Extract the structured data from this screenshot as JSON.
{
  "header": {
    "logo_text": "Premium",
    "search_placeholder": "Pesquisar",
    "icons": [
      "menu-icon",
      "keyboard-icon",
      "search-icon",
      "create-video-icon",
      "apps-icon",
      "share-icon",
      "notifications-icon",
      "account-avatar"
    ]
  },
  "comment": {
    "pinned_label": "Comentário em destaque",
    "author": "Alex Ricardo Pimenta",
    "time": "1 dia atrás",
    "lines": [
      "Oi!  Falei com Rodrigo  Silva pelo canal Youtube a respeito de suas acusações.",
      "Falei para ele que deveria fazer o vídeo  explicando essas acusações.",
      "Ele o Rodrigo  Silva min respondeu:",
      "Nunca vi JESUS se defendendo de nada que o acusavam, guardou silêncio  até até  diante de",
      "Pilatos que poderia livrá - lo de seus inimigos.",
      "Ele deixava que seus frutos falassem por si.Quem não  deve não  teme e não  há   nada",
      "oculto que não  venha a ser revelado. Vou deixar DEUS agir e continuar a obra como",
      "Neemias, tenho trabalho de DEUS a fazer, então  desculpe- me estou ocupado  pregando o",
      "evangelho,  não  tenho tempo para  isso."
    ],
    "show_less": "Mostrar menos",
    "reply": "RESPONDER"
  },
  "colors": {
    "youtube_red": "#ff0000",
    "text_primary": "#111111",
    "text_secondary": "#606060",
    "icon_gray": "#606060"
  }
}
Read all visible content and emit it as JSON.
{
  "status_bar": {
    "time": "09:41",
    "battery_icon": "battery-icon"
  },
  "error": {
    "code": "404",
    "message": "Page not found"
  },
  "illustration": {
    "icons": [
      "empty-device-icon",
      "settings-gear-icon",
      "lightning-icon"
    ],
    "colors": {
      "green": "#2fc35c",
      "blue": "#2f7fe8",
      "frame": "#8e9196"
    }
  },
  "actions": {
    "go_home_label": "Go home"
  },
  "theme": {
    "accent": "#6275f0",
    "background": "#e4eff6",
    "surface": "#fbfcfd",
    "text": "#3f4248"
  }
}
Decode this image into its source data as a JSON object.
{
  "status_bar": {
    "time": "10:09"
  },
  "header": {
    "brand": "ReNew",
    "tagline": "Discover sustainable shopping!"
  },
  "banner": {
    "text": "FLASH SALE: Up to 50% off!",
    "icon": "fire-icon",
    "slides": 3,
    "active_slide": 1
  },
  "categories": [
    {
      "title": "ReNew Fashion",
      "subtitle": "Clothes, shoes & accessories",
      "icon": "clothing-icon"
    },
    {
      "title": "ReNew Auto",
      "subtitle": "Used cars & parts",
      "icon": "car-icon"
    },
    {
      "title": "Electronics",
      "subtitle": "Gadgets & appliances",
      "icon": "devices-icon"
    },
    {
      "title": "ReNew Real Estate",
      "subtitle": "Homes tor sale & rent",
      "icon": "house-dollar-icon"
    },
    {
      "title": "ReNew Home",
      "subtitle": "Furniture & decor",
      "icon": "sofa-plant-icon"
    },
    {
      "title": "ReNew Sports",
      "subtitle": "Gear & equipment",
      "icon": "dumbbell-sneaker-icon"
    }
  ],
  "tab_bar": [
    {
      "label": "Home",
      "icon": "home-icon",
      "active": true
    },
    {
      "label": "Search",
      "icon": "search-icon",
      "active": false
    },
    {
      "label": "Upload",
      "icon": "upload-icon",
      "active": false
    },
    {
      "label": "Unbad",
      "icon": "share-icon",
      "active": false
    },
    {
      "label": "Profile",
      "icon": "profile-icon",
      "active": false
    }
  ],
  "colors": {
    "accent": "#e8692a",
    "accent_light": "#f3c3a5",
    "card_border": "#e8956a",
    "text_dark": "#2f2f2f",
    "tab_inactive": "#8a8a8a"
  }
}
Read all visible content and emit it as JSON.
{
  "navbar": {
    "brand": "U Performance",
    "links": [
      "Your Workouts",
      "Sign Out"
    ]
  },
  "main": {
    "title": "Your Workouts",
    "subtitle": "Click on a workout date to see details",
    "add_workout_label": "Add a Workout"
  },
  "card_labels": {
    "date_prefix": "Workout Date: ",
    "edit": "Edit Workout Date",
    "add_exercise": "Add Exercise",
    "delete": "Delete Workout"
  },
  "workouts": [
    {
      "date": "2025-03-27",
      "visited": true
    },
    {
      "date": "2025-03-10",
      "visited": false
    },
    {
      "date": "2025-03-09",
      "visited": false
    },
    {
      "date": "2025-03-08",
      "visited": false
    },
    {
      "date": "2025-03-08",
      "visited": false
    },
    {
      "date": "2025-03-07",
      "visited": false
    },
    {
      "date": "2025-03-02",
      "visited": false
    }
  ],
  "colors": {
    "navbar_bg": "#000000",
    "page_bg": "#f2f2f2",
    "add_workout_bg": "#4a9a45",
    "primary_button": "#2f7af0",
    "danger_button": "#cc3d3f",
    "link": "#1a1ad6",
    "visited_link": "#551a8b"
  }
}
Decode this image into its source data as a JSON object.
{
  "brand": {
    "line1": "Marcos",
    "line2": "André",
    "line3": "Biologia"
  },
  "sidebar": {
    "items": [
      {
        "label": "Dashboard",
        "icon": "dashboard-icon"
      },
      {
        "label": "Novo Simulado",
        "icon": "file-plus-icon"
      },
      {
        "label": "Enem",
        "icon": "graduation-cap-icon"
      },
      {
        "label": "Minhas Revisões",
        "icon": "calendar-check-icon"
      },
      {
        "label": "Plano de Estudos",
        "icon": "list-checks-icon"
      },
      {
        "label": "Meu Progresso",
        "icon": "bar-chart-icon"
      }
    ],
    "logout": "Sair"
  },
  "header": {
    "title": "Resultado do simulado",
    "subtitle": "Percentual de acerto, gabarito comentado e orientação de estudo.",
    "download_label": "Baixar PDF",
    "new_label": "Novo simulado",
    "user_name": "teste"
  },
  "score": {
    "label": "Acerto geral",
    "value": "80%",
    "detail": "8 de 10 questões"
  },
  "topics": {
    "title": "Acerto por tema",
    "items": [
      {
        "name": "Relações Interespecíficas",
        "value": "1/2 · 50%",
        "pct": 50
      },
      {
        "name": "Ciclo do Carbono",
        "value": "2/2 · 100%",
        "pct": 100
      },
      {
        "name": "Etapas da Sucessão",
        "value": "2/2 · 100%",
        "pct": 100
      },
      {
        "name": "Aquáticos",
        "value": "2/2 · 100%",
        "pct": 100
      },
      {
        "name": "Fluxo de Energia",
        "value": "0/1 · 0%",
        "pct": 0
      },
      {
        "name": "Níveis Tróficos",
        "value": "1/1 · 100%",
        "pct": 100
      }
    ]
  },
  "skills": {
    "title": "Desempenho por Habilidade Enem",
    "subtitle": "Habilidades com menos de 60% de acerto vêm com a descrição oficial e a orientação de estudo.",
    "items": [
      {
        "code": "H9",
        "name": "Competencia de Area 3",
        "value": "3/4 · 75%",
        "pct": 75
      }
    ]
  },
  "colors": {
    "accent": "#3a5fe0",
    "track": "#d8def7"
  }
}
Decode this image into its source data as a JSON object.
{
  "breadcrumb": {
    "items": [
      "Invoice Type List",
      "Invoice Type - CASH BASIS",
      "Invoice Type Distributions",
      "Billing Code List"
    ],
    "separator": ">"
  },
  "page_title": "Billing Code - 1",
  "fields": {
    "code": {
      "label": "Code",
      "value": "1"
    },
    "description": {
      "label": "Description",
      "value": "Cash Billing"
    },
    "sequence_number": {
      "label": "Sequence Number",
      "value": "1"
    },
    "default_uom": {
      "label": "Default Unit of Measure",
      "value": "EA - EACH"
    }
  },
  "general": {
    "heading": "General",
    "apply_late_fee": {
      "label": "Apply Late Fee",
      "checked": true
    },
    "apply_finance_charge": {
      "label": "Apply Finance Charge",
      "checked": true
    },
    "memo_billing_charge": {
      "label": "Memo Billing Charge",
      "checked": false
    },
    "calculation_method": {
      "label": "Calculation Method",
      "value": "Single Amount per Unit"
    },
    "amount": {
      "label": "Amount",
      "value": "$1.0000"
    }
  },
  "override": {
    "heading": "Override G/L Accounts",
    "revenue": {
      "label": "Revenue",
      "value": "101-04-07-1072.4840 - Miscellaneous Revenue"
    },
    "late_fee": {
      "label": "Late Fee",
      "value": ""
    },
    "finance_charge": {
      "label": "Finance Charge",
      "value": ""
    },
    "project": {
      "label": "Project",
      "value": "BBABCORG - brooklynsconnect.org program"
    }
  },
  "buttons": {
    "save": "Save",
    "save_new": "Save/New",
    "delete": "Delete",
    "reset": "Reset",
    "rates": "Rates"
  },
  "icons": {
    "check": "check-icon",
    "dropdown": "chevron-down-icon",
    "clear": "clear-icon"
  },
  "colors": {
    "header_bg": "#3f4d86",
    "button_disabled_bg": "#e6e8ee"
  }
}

◇ ◇ ◇ ◇ ◇

§ Do this:
Gather each line in the entries above where the string "seus" is found.

§ Task output:
      "Pilatos que poderia livrá - lo de seus inimigos.",
      "Ele deixava que seus frutos falassem por si.Quem não  deve não  teme e não  há   nada",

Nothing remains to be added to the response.